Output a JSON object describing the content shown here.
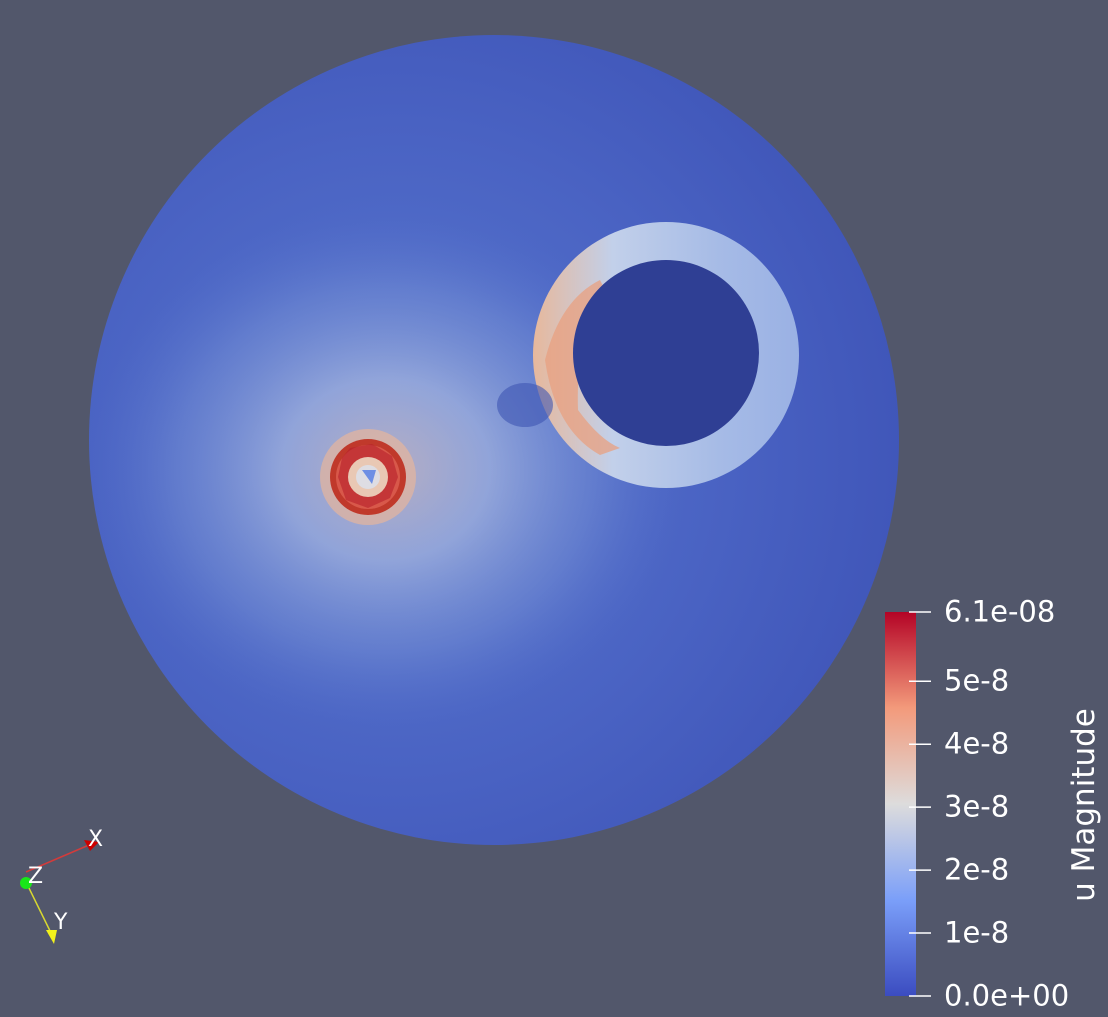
{
  "scene": {
    "background_color": "#52576b",
    "field_colors": {
      "low": "#3b4cc0",
      "mid": "#dddcdc",
      "high": "#b40426"
    }
  },
  "legend": {
    "title": "u Magnitude",
    "range": [
      0,
      6.1e-08
    ],
    "ticks": [
      {
        "value": 6.1e-08,
        "label": "6.1e-08"
      },
      {
        "value": 5e-08,
        "label": "5e-8"
      },
      {
        "value": 4e-08,
        "label": "4e-8"
      },
      {
        "value": 3e-08,
        "label": "3e-8"
      },
      {
        "value": 2e-08,
        "label": "2e-8"
      },
      {
        "value": 1e-08,
        "label": "1e-8"
      },
      {
        "value": 0,
        "label": "0.0e+00"
      }
    ]
  },
  "orientation_axes": {
    "x_label": "X",
    "y_label": "Y",
    "z_label": "Z",
    "x_color": "#ff0000",
    "y_color": "#ffff00",
    "z_color": "#00ff00"
  }
}
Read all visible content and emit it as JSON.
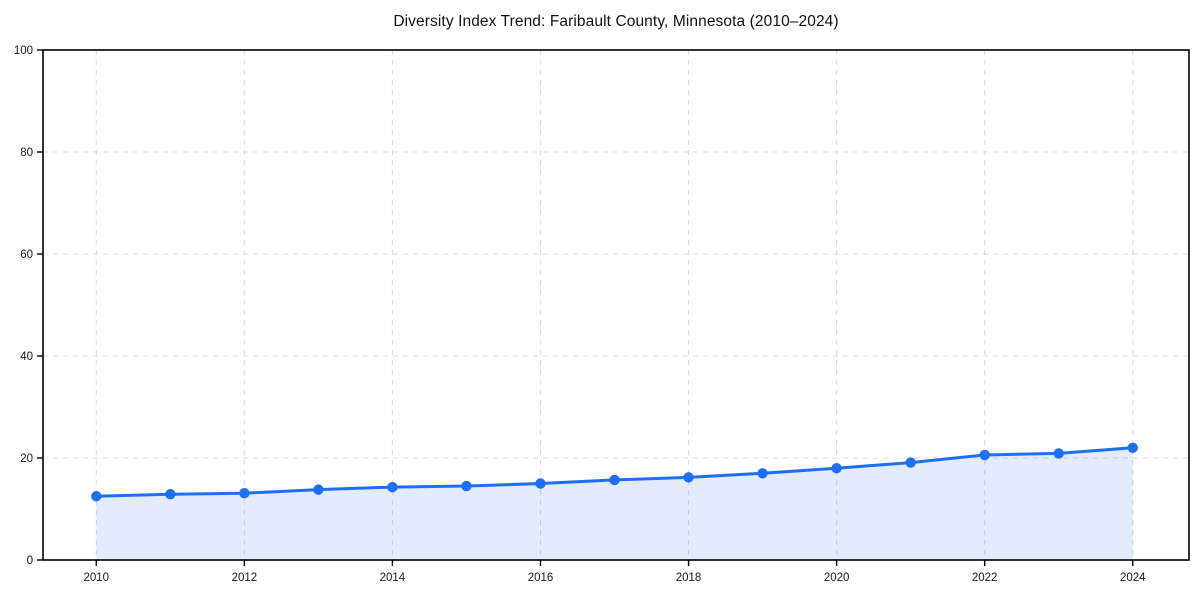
{
  "chart_data": {
    "type": "line",
    "title": "Diversity Index Trend: Faribault County, Minnesota (2010–2024)",
    "xlabel": "",
    "ylabel": "",
    "x": [
      2010,
      2011,
      2012,
      2013,
      2014,
      2015,
      2016,
      2017,
      2018,
      2019,
      2020,
      2021,
      2022,
      2023,
      2024
    ],
    "series": [
      {
        "name": "Diversity Index",
        "values": [
          12.5,
          12.9,
          13.1,
          13.8,
          14.3,
          14.5,
          15.0,
          15.7,
          16.2,
          17.0,
          18.0,
          19.1,
          20.6,
          20.9,
          22.0
        ]
      }
    ],
    "ylim": [
      0,
      100
    ],
    "xlim": [
      2009.28,
      2024.76
    ],
    "yticks": [
      0,
      20,
      40,
      60,
      80,
      100
    ],
    "xticks": [
      2010,
      2012,
      2014,
      2016,
      2018,
      2020,
      2022,
      2024
    ],
    "grid": true,
    "grid_style": "dashed",
    "legend": false,
    "marker": "circle",
    "colors": {
      "line": "#1f6ff2",
      "marker": "#1f6ff2",
      "area_fill": "rgba(31,111,242,0.13)",
      "grid": "#dcdcdc",
      "axis": "#000000",
      "text": "#1a1a1a",
      "background": "#ffffff"
    }
  }
}
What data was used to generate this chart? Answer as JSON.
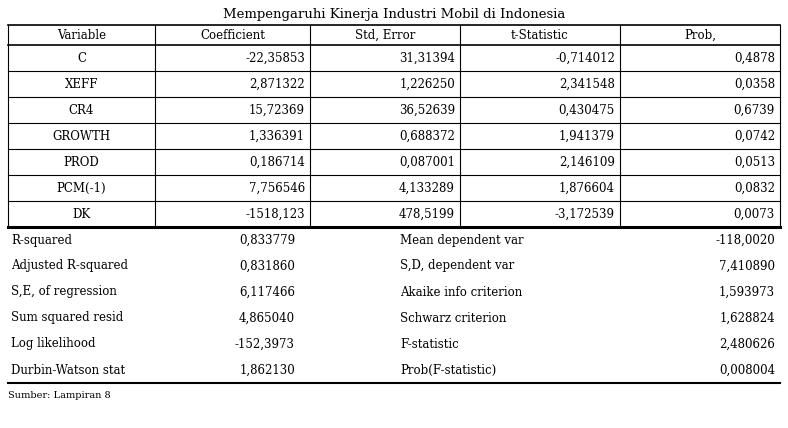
{
  "title": "Mempengaruhi Kinerja Industri Mobil di Indonesia",
  "header": [
    "Variable",
    "Coefficient",
    "Std, Error",
    "t-Statistic",
    "Prob,"
  ],
  "rows": [
    [
      "C",
      "-22,35853",
      "31,31394",
      "-0,714012",
      "0,4878"
    ],
    [
      "XEFF",
      "2,871322",
      "1,226250",
      "2,341548",
      "0,0358"
    ],
    [
      "CR4",
      "15,72369",
      "36,52639",
      "0,430475",
      "0,6739"
    ],
    [
      "GROWTH",
      "1,336391",
      "0,688372",
      "1,941379",
      "0,0742"
    ],
    [
      "PROD",
      "0,186714",
      "0,087001",
      "2,146109",
      "0,0513"
    ],
    [
      "PCM(-1)",
      "7,756546",
      "4,133289",
      "1,876604",
      "0,0832"
    ],
    [
      "DK",
      "-1518,123",
      "478,5199",
      "-3,172539",
      "0,0073"
    ]
  ],
  "stats_left": [
    [
      "R-squared",
      "0,833779"
    ],
    [
      "Adjusted R-squared",
      "0,831860"
    ],
    [
      "S,E, of regression",
      "6,117466"
    ],
    [
      "Sum squared resid",
      "4,865040"
    ],
    [
      "Log likelihood",
      "-152,3973"
    ],
    [
      "Durbin-Watson stat",
      "1,862130"
    ]
  ],
  "stats_right": [
    [
      "Mean dependent var",
      "-118,0020"
    ],
    [
      "S,D, dependent var",
      "7,410890"
    ],
    [
      "Akaike info criterion",
      "1,593973"
    ],
    [
      "Schwarz criterion",
      "1,628824"
    ],
    [
      "F-statistic",
      "2,480626"
    ],
    [
      "Prob(F-statistic)",
      "0,008004"
    ]
  ],
  "source": "Sumber: Lampiran 8",
  "bg_color": "#ffffff",
  "text_color": "#000000",
  "font_size": 8.5,
  "title_font_size": 9.5
}
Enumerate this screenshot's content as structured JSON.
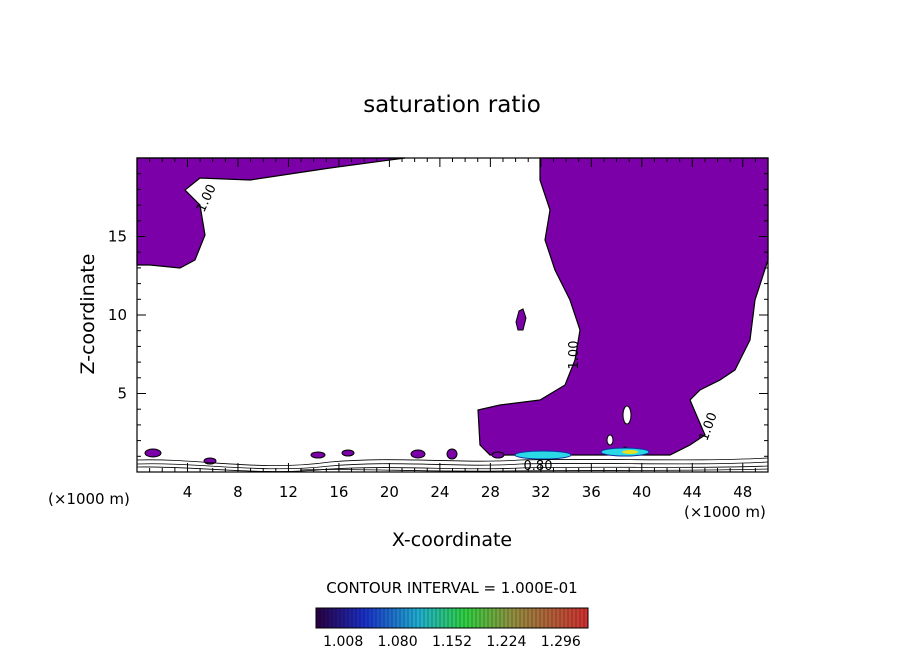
{
  "chart_data": {
    "type": "contour",
    "title": "saturation ratio",
    "xlabel": "X-coordinate",
    "ylabel": "Z-coordinate",
    "x_unit": "(×1000 m)",
    "x_unit_right": "(×1000 m)",
    "xlim": [
      0,
      50
    ],
    "ylim": [
      0,
      20
    ],
    "x_ticks": [
      4,
      8,
      12,
      16,
      20,
      24,
      28,
      32,
      36,
      40,
      44,
      48
    ],
    "y_ticks": [
      5,
      10,
      15
    ],
    "contour_labels": [
      "1.00",
      "1.00",
      "1.00",
      "0.80"
    ],
    "contour_interval_text": "CONTOUR INTERVAL = 1.000E-01",
    "colorbar_ticks": [
      "1.008",
      "1.080",
      "1.152",
      "1.224",
      "1.296"
    ],
    "colors": {
      "fill": "#7b00a8",
      "colorbar_low": "#2a0040",
      "colorbar_high": "#d03030"
    }
  }
}
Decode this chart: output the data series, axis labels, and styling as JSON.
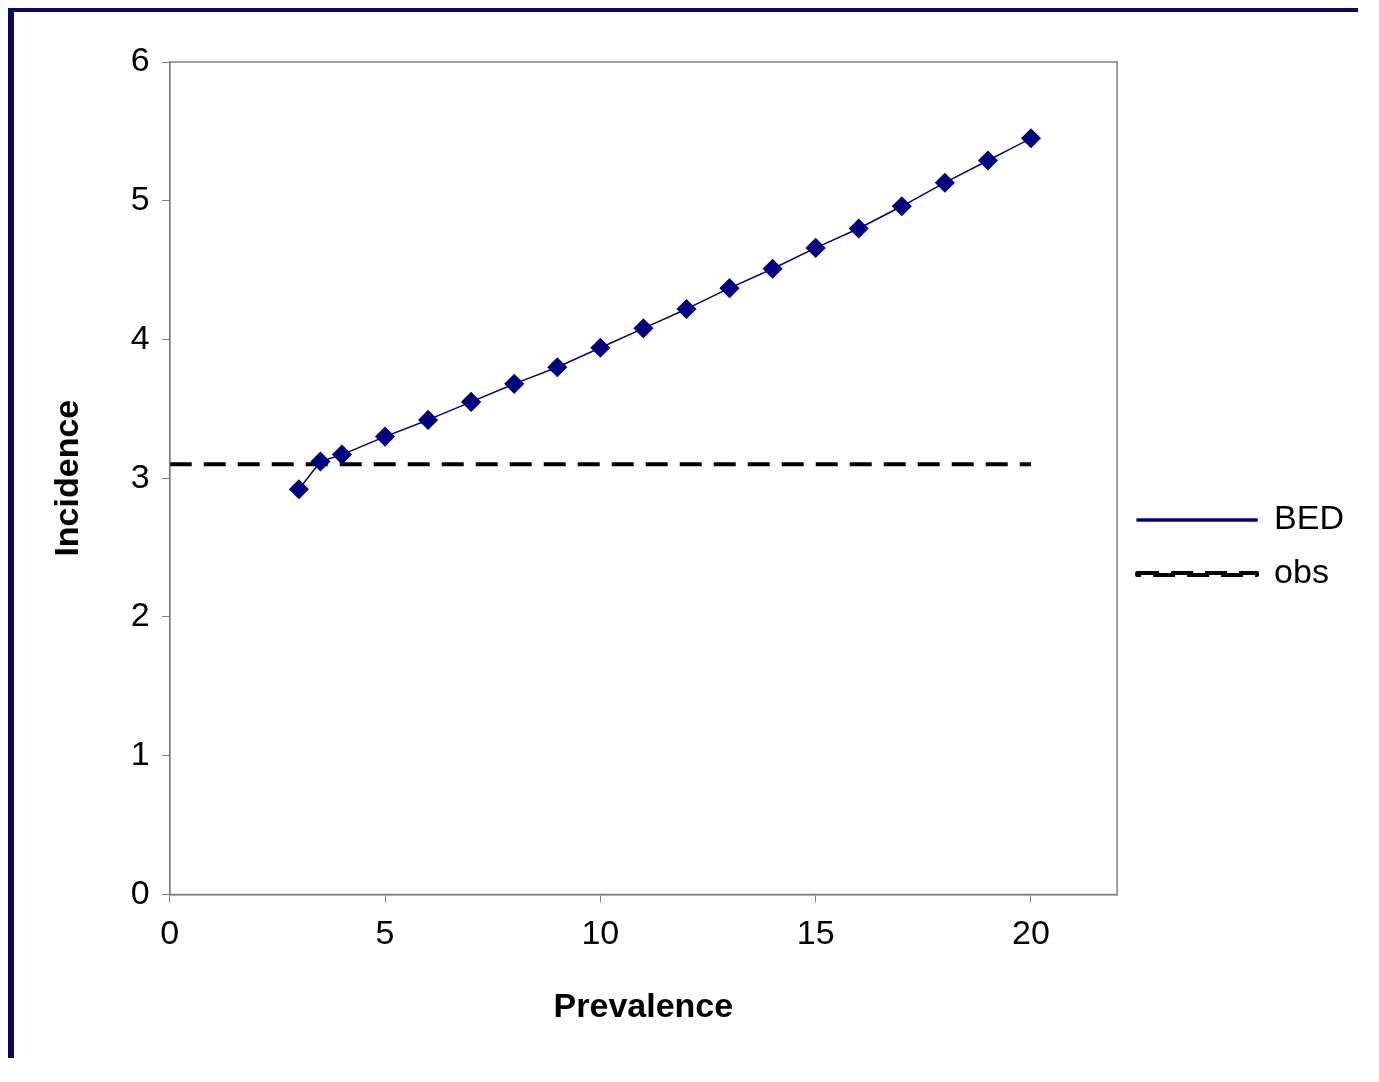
{
  "chart_data": {
    "type": "line",
    "xlabel": "Prevalence",
    "ylabel": "Incidence",
    "xlim": [
      0,
      22
    ],
    "xticks": [
      0,
      5,
      10,
      15,
      20
    ],
    "ylim": [
      0,
      6
    ],
    "yticks": [
      0,
      1,
      2,
      3,
      4,
      5,
      6
    ],
    "legend": "right",
    "series": [
      {
        "name": "BED",
        "color": "#000080",
        "marker": "diamond",
        "line_style": "solid",
        "x": [
          3,
          3.5,
          4,
          5,
          6,
          7,
          8,
          9,
          10,
          11,
          12,
          13,
          14,
          15,
          16,
          17,
          18,
          19,
          20
        ],
        "values": [
          2.92,
          3.12,
          3.17,
          3.3,
          3.42,
          3.55,
          3.68,
          3.8,
          3.94,
          4.08,
          4.22,
          4.37,
          4.51,
          4.66,
          4.8,
          4.96,
          5.13,
          5.29,
          5.45
        ]
      },
      {
        "name": "obs",
        "color": "#000000",
        "marker": "none",
        "line_style": "dashed",
        "x": [
          0,
          20
        ],
        "values": [
          3.1,
          3.1
        ]
      }
    ]
  }
}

- [What the exercise asks] Print all the records again exactly; do not include any picture.

- [Problem solution]
Output a JSON object describing the content shown here.
{
  "scene": {
    "background_color": "#52576b",
    "field_colors": {
      "low": "#3b4cc0",
      "mid": "#dddcdc",
      "high": "#b40426"
    }
  },
  "legend": {
    "title": "u Magnitude",
    "range": [
      0,
      6.1e-08
    ],
    "ticks": [
      {
        "value": 6.1e-08,
        "label": "6.1e-08"
      },
      {
        "value": 5e-08,
        "label": "5e-8"
      },
      {
        "value": 4e-08,
        "label": "4e-8"
      },
      {
        "value": 3e-08,
        "label": "3e-8"
      },
      {
        "value": 2e-08,
        "label": "2e-8"
      },
      {
        "value": 1e-08,
        "label": "1e-8"
      },
      {
        "value": 0,
        "label": "0.0e+00"
      }
    ]
  },
  "orientation_axes": {
    "x_label": "X",
    "y_label": "Y",
    "z_label": "Z",
    "x_color": "#ff0000",
    "y_color": "#ffff00",
    "z_color": "#00ff00"
  }
}
Read all visible content and emit it as JSON.
{
  "chart_data": {
    "type": "line",
    "title": "Diversity Index Trend: Faribault County, Minnesota (2010–2024)",
    "xlabel": "",
    "ylabel": "",
    "x": [
      2010,
      2011,
      2012,
      2013,
      2014,
      2015,
      2016,
      2017,
      2018,
      2019,
      2020,
      2021,
      2022,
      2023,
      2024
    ],
    "series": [
      {
        "name": "Diversity Index",
        "values": [
          12.5,
          12.9,
          13.1,
          13.8,
          14.3,
          14.5,
          15.0,
          15.7,
          16.2,
          17.0,
          18.0,
          19.1,
          20.6,
          20.9,
          22.0
        ]
      }
    ],
    "ylim": [
      0,
      100
    ],
    "xlim": [
      2009.28,
      2024.76
    ],
    "yticks": [
      0,
      20,
      40,
      60,
      80,
      100
    ],
    "xticks": [
      2010,
      2012,
      2014,
      2016,
      2018,
      2020,
      2022,
      2024
    ],
    "grid": true,
    "grid_style": "dashed",
    "legend": false,
    "marker": "circle",
    "colors": {
      "line": "#1f6ff2",
      "marker": "#1f6ff2",
      "area_fill": "rgba(31,111,242,0.13)",
      "grid": "#dcdcdc",
      "axis": "#000000",
      "text": "#1a1a1a",
      "background": "#ffffff"
    }
  }
}
What data was used to generate this chart? Answer as JSON.
{
  "title": "Mempengaruhi Kinerja Industri Mobil di Indonesia",
  "header": [
    "Variable",
    "Coefficient",
    "Std, Error",
    "t-Statistic",
    "Prob,"
  ],
  "rows": [
    [
      "C",
      "-22,35853",
      "31,31394",
      "-0,714012",
      "0,4878"
    ],
    [
      "XEFF",
      "2,871322",
      "1,226250",
      "2,341548",
      "0,0358"
    ],
    [
      "CR4",
      "15,72369",
      "36,52639",
      "0,430475",
      "0,6739"
    ],
    [
      "GROWTH",
      "1,336391",
      "0,688372",
      "1,941379",
      "0,0742"
    ],
    [
      "PROD",
      "0,186714",
      "0,087001",
      "2,146109",
      "0,0513"
    ],
    [
      "PCM(-1)",
      "7,756546",
      "4,133289",
      "1,876604",
      "0,0832"
    ],
    [
      "DK",
      "-1518,123",
      "478,5199",
      "-3,172539",
      "0,0073"
    ]
  ],
  "stats_left": [
    [
      "R-squared",
      "0,833779"
    ],
    [
      "Adjusted R-squared",
      "0,831860"
    ],
    [
      "S,E, of regression",
      "6,117466"
    ],
    [
      "Sum squared resid",
      "4,865040"
    ],
    [
      "Log likelihood",
      "-152,3973"
    ],
    [
      "Durbin-Watson stat",
      "1,862130"
    ]
  ],
  "stats_right": [
    [
      "Mean dependent var",
      "-118,0020"
    ],
    [
      "S,D, dependent var",
      "7,410890"
    ],
    [
      "Akaike info criterion",
      "1,593973"
    ],
    [
      "Schwarz criterion",
      "1,628824"
    ],
    [
      "F-statistic",
      "2,480626"
    ],
    [
      "Prob(F-statistic)",
      "0,008004"
    ]
  ],
  "source": "Sumber: Lampiran 8",
  "bg_color": "#ffffff",
  "text_color": "#000000",
  "font_size": 8.5,
  "title_font_size": 9.5
}
Enumerate this screenshot's content as structured JSON.
{
  "chart_data": {
    "type": "contour",
    "title": "saturation ratio",
    "xlabel": "X-coordinate",
    "ylabel": "Z-coordinate",
    "x_unit": "(×1000 m)",
    "x_unit_right": "(×1000 m)",
    "xlim": [
      0,
      50
    ],
    "ylim": [
      0,
      20
    ],
    "x_ticks": [
      4,
      8,
      12,
      16,
      20,
      24,
      28,
      32,
      36,
      40,
      44,
      48
    ],
    "y_ticks": [
      5,
      10,
      15
    ],
    "contour_labels": [
      "1.00",
      "1.00",
      "1.00",
      "0.80"
    ],
    "contour_interval_text": "CONTOUR INTERVAL = 1.000E-01",
    "colorbar_ticks": [
      "1.008",
      "1.080",
      "1.152",
      "1.224",
      "1.296"
    ],
    "colors": {
      "fill": "#7b00a8",
      "colorbar_low": "#2a0040",
      "colorbar_high": "#d03030"
    }
  }
}
Decode this chart: output the data series, axis labels, and styling as JSON.
{
  "chart_data": {
    "type": "line",
    "xlabel": "Prevalence",
    "ylabel": "Incidence",
    "xlim": [
      0,
      22
    ],
    "xticks": [
      0,
      5,
      10,
      15,
      20
    ],
    "ylim": [
      0,
      6
    ],
    "yticks": [
      0,
      1,
      2,
      3,
      4,
      5,
      6
    ],
    "legend": "right",
    "series": [
      {
        "name": "BED",
        "color": "#000080",
        "marker": "diamond",
        "line_style": "solid",
        "x": [
          3,
          3.5,
          4,
          5,
          6,
          7,
          8,
          9,
          10,
          11,
          12,
          13,
          14,
          15,
          16,
          17,
          18,
          19,
          20
        ],
        "values": [
          2.92,
          3.12,
          3.17,
          3.3,
          3.42,
          3.55,
          3.68,
          3.8,
          3.94,
          4.08,
          4.22,
          4.37,
          4.51,
          4.66,
          4.8,
          4.96,
          5.13,
          5.29,
          5.45
        ]
      },
      {
        "name": "obs",
        "color": "#000000",
        "marker": "none",
        "line_style": "dashed",
        "x": [
          0,
          20
        ],
        "values": [
          3.1,
          3.1
        ]
      }
    ]
  }
}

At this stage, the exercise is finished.